◆ Supplied material
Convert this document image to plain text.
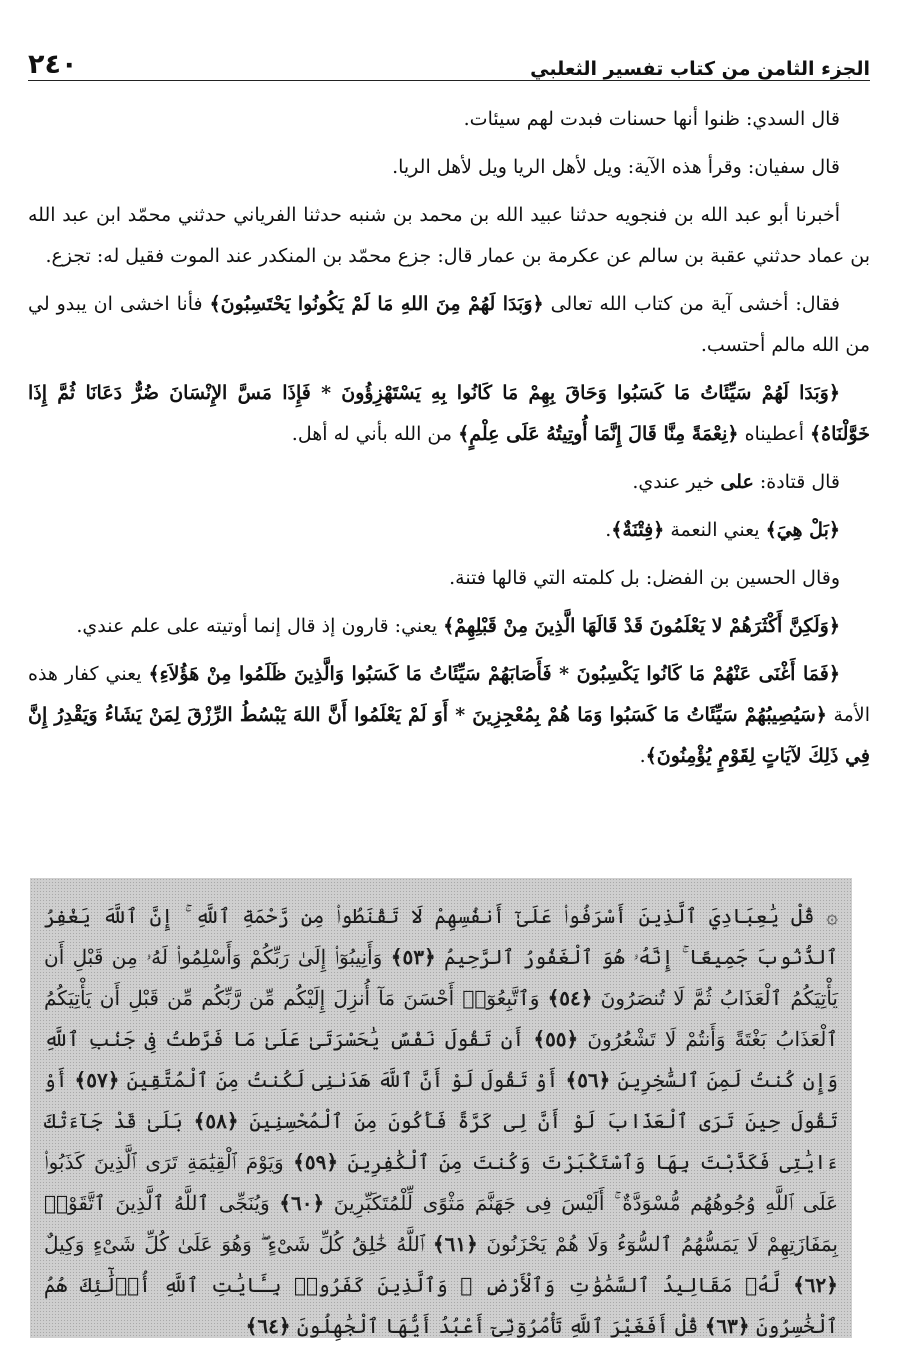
الجزء الثامن من كتاب تفسير الثعلبي
٢٤٠

قال السدي: ظنوا أنها حسنات فبدت لهم سيئات.

قال سفيان: وقرأ هذه الآية: ويل لأهل الريا ويل لأهل الريا.

أخبرنا أبو عبد الله بن فنجويه حدثنا عبيد الله بن محمد بن شنبه حدثنا الفرياني حدثني محمّد ابن عبد الله بن عماد حدثني عقبة بن سالم عن عكرمة بن عمار قال: جزع محمّد بن المنكدر عند الموت فقيل له: تجزع.

فقال: أخشى آية من كتاب الله تعالى ﴿وَبَدَا لَهُمْ مِنَ اللهِ مَا لَمْ يَكُونُوا يَحْتَسِبُونَ﴾ فأنا اخشى ان يبدو لي من الله مالم أحتسب.

﴿وَبَدَا لَهُمْ سَيِّئَاتُ مَا كَسَبُوا وَحَاقَ بِهِمْ مَا كَانُوا بِهِ يَسْتَهْزِؤُونَ * فَإِذَا مَسَّ الإِنْسَانَ ضُرٌّ دَعَانَا ثُمَّ إِذَا خَوَّلْنَاهُ﴾ أعطيناه ﴿نِعْمَةً مِنَّا قَالَ إِنَّمَا أُوتِيتُهُ عَلَى عِلْمٍ﴾ من الله بأني له أهل.

قال قتادة: على خير عندي.

﴿بَلْ هِيَ﴾ يعني النعمة ﴿فِتْنَةٌ﴾.

وقال الحسين بن الفضل: بل كلمته التي قالها فتنة.

﴿وَلَكِنَّ أَكْثَرَهُمْ لا يَعْلَمُونَ قَدْ قَالَهَا الَّذِينَ مِنْ قَبْلِهِمْ﴾ يعني: قارون إذ قال إنما أوتيته على علم عندي.

﴿فَمَا أَغْنَى عَنْهُمْ مَا كَانُوا يَكْسِبُونَ * فَأَصَابَهُمْ سَيِّئَاتُ مَا كَسَبُوا وَالَّذِينَ ظَلَمُوا مِنْ هَؤُلاَءِ﴾ يعني كفار هذه الأمة ﴿سَيُصِيبُهُمْ سَيِّئَاتُ مَا كَسَبُوا وَمَا هُمْ بِمُعْجِزِينَ * أَوَ لَمْ يَعْلَمُوا أَنَّ اللهَ يَبْسُطُ الرِّزْقَ لِمَنْ يَشَاءُ وَيَقْدِرُ إِنَّ فِي ذَلِكَ لآيَاتٍ لِقَوْمٍ يُؤْمِنُونَ﴾.

۞ قُلْ يَٰعِبَادِيَ ٱلَّذِينَ أَسْرَفُوا۟ عَلَىٰٓ أَنفُسِهِمْ لَا تَقْنَطُوا۟ مِن رَّحْمَةِ ٱللَّهِ ۚ إِنَّ ٱللَّهَ يَغْفِرُ ٱلذُّنُوبَ جَمِيعًا ۚ إِنَّهُۥ هُوَ ٱلْغَفُورُ ٱلرَّحِيمُ ﴿٥٣﴾ وَأَنِيبُوٓا۟ إِلَىٰ رَبِّكُمْ وَأَسْلِمُوا۟ لَهُۥ مِن قَبْلِ أَن يَأْتِيَكُمُ ٱلْعَذَابُ ثُمَّ لَا تُنصَرُونَ ﴿٥٤﴾ وَٱتَّبِعُوٓا۟ أَحْسَنَ مَآ أُنزِلَ إِلَيْكُم مِّن رَّبِّكُم مِّن قَبْلِ أَن يَأْتِيَكُمُ ٱلْعَذَابُ بَغْتَةً وَأَنتُمْ لَا تَشْعُرُونَ ﴿٥٥﴾ أَن تَقُولَ نَفْسٌ يَٰحَسْرَتَىٰ عَلَىٰ مَا فَرَّطتُ فِى جَنۢبِ ٱللَّهِ وَإِن كُنتُ لَمِنَ ٱلسَّٰخِرِينَ ﴿٥٦﴾ أَوْ تَقُولَ لَوْ أَنَّ ٱللَّهَ هَدَىٰنِى لَكُنتُ مِنَ ٱلْمُتَّقِينَ ﴿٥٧﴾ أَوْ تَقُولَ حِينَ تَرَى ٱلْعَذَابَ لَوْ أَنَّ لِى كَرَّةً فَأَكُونَ مِنَ ٱلْمُحْسِنِينَ ﴿٥٨﴾ بَلَىٰ قَدْ جَآءَتْكَ ءَايَٰتِى فَكَذَّبْتَ بِهَا وَٱسْتَكْبَرْتَ وَكُنتَ مِنَ ٱلْكَٰفِرِينَ ﴿٥٩﴾ وَيَوْمَ ٱلْقِيَٰمَةِ تَرَى ٱلَّذِينَ كَذَبُوا۟ عَلَى ٱللَّهِ وُجُوهُهُم مُّسْوَدَّةٌ ۚ أَلَيْسَ فِى جَهَنَّمَ مَثْوًى لِّلْمُتَكَبِّرِينَ ﴿٦٠﴾ وَيُنَجِّى ٱللَّهُ ٱلَّذِينَ ٱتَّقَوْا۟ بِمَفَازَتِهِمْ لَا يَمَسُّهُمُ ٱلسُّوٓءُ وَلَا هُمْ يَحْزَنُونَ ﴿٦١﴾ ٱللَّهُ خَٰلِقُ كُلِّ شَىْءٍ ۖ وَهُوَ عَلَىٰ كُلِّ شَىْءٍ وَكِيلٌ ﴿٦٢﴾ لَّهُۥ مَقَالِيدُ ٱلسَّمَٰوَٰتِ وَٱلْأَرْضِ ۗ وَٱلَّذِينَ كَفَرُوا۟ بِـَٔايَٰتِ ٱللَّهِ أُو۟لَٰٓئِكَ هُمُ ٱلْخَٰسِرُونَ ﴿٦٣﴾ قُلْ أَفَغَيْرَ ٱللَّهِ تَأْمُرُوٓنِّىٓ أَعْبُدُ أَيُّهَا ٱلْجَٰهِلُونَ ﴿٦٤﴾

◆ Short problem
Reproduce the material in its entirety and word for word, without the pictures.

◆ Complete response
Convert this document image to plain text.
الجزء الثامن من كتاب تفسير الثعلبي
٢٤٠

قال السدي: ظنوا أنها حسنات فبدت لهم سيئات.

قال سفيان: وقرأ هذه الآية: ويل لأهل الريا ويل لأهل الريا.

أخبرنا أبو عبد الله بن فنجويه حدثنا عبيد الله بن محمد بن شنبه حدثنا الفرياني حدثني محمّد ابن عبد الله بن عماد حدثني عقبة بن سالم عن عكرمة بن عمار قال: جزع محمّد بن المنكدر عند الموت فقيل له: تجزع.

فقال: أخشى آية من كتاب الله تعالى ﴿وَبَدَا لَهُمْ مِنَ اللهِ مَا لَمْ يَكُونُوا يَحْتَسِبُونَ﴾ فأنا اخشى ان يبدو لي من الله مالم أحتسب.

﴿وَبَدَا لَهُمْ سَيِّئَاتُ مَا كَسَبُوا وَحَاقَ بِهِمْ مَا كَانُوا بِهِ يَسْتَهْزِؤُونَ * فَإِذَا مَسَّ الإِنْسَانَ ضُرٌّ دَعَانَا ثُمَّ إِذَا خَوَّلْنَاهُ﴾ أعطيناه ﴿نِعْمَةً مِنَّا قَالَ إِنَّمَا أُوتِيتُهُ عَلَى عِلْمٍ﴾ من الله بأني له أهل.

قال قتادة: على خير عندي.

﴿بَلْ هِيَ﴾ يعني النعمة ﴿فِتْنَةٌ﴾.

وقال الحسين بن الفضل: بل كلمته التي قالها فتنة.

﴿وَلَكِنَّ أَكْثَرَهُمْ لا يَعْلَمُونَ قَدْ قَالَهَا الَّذِينَ مِنْ قَبْلِهِمْ﴾ يعني: قارون إذ قال إنما أوتيته على علم عندي.

﴿فَمَا أَغْنَى عَنْهُمْ مَا كَانُوا يَكْسِبُونَ * فَأَصَابَهُمْ سَيِّئَاتُ مَا كَسَبُوا وَالَّذِينَ ظَلَمُوا مِنْ هَؤُلاَءِ﴾ يعني كفار هذه الأمة ﴿سَيُصِيبُهُمْ سَيِّئَاتُ مَا كَسَبُوا وَمَا هُمْ بِمُعْجِزِينَ * أَوَ لَمْ يَعْلَمُوا أَنَّ اللهَ يَبْسُطُ الرِّزْقَ لِمَنْ يَشَاءُ وَيَقْدِرُ إِنَّ فِي ذَلِكَ لآيَاتٍ لِقَوْمٍ يُؤْمِنُونَ﴾.

۞ قُلْ يَٰعِبَادِيَ ٱلَّذِينَ أَسْرَفُوا۟ عَلَىٰٓ أَنفُسِهِمْ لَا تَقْنَطُوا۟ مِن رَّحْمَةِ ٱللَّهِ ۚ إِنَّ ٱللَّهَ يَغْفِرُ ٱلذُّنُوبَ جَمِيعًا ۚ إِنَّهُۥ هُوَ ٱلْغَفُورُ ٱلرَّحِيمُ ﴿٥٣﴾ وَأَنِيبُوٓا۟ إِلَىٰ رَبِّكُمْ وَأَسْلِمُوا۟ لَهُۥ مِن قَبْلِ أَن يَأْتِيَكُمُ ٱلْعَذَابُ ثُمَّ لَا تُنصَرُونَ ﴿٥٤﴾ وَٱتَّبِعُوٓا۟ أَحْسَنَ مَآ أُنزِلَ إِلَيْكُم مِّن رَّبِّكُم مِّن قَبْلِ أَن يَأْتِيَكُمُ ٱلْعَذَابُ بَغْتَةً وَأَنتُمْ لَا تَشْعُرُونَ ﴿٥٥﴾ أَن تَقُولَ نَفْسٌ يَٰحَسْرَتَىٰ عَلَىٰ مَا فَرَّطتُ فِى جَنۢبِ ٱللَّهِ وَإِن كُنتُ لَمِنَ ٱلسَّٰخِرِينَ ﴿٥٦﴾ أَوْ تَقُولَ لَوْ أَنَّ ٱللَّهَ هَدَىٰنِى لَكُنتُ مِنَ ٱلْمُتَّقِينَ ﴿٥٧﴾ أَوْ تَقُولَ حِينَ تَرَى ٱلْعَذَابَ لَوْ أَنَّ لِى كَرَّةً فَأَكُونَ مِنَ ٱلْمُحْسِنِينَ ﴿٥٨﴾ بَلَىٰ قَدْ جَآءَتْكَ ءَايَٰتِى فَكَذَّبْتَ بِهَا وَٱسْتَكْبَرْتَ وَكُنتَ مِنَ ٱلْكَٰفِرِينَ ﴿٥٩﴾ وَيَوْمَ ٱلْقِيَٰمَةِ تَرَى ٱلَّذِينَ كَذَبُوا۟ عَلَى ٱللَّهِ وُجُوهُهُم مُّسْوَدَّةٌ ۚ أَلَيْسَ فِى جَهَنَّمَ مَثْوًى لِّلْمُتَكَبِّرِينَ ﴿٦٠﴾ وَيُنَجِّى ٱللَّهُ ٱلَّذِينَ ٱتَّقَوْا۟ بِمَفَازَتِهِمْ لَا يَمَسُّهُمُ ٱلسُّوٓءُ وَلَا هُمْ يَحْزَنُونَ ﴿٦١﴾ ٱللَّهُ خَٰلِقُ كُلِّ شَىْءٍ ۖ وَهُوَ عَلَىٰ كُلِّ شَىْءٍ وَكِيلٌ ﴿٦٢﴾ لَّهُۥ مَقَالِيدُ ٱلسَّمَٰوَٰتِ وَٱلْأَرْضِ ۗ وَٱلَّذِينَ كَفَرُوا۟ بِـَٔايَٰتِ ٱللَّهِ أُو۟لَٰٓئِكَ هُمُ ٱلْخَٰسِرُونَ ﴿٦٣﴾ قُلْ أَفَغَيْرَ ٱللَّهِ تَأْمُرُوٓنِّىٓ أَعْبُدُ أَيُّهَا ٱلْجَٰهِلُونَ ﴿٦٤﴾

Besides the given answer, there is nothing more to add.